+++ DATA TO USE +++
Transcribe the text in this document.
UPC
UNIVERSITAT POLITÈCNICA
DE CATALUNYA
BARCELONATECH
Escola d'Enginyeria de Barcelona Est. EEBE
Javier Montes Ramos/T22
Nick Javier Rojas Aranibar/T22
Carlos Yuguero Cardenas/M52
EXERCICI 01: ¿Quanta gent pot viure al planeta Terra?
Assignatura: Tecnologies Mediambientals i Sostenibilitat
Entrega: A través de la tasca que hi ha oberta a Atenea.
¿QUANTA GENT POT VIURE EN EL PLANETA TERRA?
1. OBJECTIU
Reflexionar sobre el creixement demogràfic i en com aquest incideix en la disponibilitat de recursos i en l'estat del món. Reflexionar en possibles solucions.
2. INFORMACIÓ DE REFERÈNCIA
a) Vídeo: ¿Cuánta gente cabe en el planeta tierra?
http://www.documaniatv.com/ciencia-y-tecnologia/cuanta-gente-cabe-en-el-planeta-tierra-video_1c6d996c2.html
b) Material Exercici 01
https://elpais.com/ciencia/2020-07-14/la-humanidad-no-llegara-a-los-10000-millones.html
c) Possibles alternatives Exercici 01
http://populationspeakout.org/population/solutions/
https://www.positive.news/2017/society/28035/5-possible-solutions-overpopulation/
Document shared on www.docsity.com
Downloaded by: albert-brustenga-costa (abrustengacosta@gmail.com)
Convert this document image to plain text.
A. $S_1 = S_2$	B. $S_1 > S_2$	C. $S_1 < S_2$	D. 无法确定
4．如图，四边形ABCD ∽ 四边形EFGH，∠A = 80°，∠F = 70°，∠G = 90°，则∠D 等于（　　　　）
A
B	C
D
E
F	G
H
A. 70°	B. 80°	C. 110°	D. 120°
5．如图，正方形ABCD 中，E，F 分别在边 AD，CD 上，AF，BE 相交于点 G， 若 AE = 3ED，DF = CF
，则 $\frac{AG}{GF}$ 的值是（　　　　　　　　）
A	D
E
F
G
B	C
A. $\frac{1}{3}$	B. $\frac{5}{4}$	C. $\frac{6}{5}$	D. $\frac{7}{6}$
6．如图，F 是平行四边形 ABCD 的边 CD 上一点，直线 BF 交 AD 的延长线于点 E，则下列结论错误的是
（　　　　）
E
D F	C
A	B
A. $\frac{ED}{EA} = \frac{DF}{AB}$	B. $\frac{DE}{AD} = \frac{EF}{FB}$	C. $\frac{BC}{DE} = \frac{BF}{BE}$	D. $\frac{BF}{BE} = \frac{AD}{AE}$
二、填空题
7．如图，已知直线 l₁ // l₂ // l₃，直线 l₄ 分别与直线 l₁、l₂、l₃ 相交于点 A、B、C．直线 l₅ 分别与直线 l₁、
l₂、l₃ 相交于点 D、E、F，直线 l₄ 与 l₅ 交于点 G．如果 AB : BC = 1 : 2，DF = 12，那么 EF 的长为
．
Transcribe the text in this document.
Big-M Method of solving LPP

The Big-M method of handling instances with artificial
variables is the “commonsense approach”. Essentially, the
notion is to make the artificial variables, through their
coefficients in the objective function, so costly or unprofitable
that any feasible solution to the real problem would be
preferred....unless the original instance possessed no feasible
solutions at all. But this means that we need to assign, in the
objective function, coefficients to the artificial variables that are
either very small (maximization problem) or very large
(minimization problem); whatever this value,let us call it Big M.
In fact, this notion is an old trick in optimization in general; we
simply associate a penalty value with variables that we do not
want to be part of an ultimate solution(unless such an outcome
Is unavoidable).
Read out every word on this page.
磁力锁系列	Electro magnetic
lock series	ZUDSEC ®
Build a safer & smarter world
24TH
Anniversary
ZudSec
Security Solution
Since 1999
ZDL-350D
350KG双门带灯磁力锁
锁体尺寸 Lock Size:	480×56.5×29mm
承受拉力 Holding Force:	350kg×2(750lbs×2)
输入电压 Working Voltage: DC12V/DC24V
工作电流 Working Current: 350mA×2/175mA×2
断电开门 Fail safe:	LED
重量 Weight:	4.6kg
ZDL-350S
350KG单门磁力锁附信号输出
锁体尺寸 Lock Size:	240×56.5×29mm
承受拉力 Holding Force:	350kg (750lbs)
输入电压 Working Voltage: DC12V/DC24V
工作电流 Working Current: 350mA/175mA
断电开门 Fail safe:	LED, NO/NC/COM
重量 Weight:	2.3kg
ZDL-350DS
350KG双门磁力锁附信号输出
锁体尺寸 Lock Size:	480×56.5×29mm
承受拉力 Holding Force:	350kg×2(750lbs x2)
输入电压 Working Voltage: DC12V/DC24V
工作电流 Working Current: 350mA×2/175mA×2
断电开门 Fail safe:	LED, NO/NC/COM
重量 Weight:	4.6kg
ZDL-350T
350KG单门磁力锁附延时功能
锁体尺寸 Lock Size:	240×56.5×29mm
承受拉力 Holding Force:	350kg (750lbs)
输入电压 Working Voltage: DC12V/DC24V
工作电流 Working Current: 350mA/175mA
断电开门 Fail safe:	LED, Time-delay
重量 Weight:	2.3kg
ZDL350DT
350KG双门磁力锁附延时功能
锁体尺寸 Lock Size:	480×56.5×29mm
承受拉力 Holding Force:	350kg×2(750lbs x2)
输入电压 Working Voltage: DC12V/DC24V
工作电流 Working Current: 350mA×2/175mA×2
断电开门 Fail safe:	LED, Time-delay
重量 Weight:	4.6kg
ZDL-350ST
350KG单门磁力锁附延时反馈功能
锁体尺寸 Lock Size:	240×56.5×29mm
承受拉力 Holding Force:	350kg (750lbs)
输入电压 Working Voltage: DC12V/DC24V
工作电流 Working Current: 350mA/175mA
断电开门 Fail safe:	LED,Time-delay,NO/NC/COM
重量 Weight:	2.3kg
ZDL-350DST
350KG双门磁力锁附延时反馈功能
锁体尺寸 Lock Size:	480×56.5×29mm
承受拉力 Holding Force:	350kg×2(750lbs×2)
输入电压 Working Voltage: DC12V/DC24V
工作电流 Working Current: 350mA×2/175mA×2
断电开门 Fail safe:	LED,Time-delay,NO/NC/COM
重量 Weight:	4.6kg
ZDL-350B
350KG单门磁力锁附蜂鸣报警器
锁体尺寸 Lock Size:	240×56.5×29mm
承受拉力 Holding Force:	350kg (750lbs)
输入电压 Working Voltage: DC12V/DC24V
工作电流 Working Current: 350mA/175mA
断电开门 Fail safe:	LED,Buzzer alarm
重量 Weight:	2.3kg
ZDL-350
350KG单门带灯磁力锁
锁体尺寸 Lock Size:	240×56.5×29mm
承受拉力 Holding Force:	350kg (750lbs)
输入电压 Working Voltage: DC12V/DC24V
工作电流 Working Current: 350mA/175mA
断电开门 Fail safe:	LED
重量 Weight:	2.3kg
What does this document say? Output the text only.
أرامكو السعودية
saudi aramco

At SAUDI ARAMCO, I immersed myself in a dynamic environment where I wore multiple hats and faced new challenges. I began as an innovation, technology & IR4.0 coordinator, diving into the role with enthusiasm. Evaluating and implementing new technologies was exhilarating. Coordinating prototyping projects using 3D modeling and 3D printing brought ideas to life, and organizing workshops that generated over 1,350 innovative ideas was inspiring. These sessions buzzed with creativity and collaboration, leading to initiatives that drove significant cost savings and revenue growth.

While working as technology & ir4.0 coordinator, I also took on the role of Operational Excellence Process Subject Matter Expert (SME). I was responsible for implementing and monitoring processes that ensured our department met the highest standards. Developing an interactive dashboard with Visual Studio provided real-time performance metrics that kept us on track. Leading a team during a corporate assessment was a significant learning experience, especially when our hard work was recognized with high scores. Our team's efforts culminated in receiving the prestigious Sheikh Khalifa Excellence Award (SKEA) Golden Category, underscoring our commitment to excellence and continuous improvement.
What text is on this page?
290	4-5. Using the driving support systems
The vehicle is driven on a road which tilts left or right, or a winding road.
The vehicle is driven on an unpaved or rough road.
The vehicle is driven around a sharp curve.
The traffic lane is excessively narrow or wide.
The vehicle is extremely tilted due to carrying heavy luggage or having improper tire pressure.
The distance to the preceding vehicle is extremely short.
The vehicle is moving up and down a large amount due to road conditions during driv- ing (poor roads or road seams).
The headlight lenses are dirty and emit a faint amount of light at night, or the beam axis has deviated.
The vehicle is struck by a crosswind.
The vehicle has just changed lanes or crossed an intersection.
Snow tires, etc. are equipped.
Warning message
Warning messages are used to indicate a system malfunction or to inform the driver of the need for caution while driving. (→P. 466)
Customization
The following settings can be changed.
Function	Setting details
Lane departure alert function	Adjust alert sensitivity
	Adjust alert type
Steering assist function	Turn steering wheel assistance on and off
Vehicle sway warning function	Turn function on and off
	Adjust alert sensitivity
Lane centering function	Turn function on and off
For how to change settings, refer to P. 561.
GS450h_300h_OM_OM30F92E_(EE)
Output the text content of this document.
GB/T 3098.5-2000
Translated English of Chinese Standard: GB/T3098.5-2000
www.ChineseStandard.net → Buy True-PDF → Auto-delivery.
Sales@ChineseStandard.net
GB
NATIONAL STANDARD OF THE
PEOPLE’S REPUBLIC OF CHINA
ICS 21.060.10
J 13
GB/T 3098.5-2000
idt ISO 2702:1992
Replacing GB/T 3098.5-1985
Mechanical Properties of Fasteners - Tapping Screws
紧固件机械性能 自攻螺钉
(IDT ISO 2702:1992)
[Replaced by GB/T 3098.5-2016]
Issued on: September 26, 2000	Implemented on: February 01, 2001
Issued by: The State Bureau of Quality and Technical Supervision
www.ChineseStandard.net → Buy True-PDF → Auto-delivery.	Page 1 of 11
+++
Report back each line of the entries that holds the string "tierra".

* _EXERCISE SOLUTION_:
a) Vídeo: ¿Cuánta gente cabe en el planeta tierra?
http://www.documaniatv.com/ciencia-y-tecnologia/cuanta-gente-cabe-en-el-planeta-tierra-video_1c6d996c2.html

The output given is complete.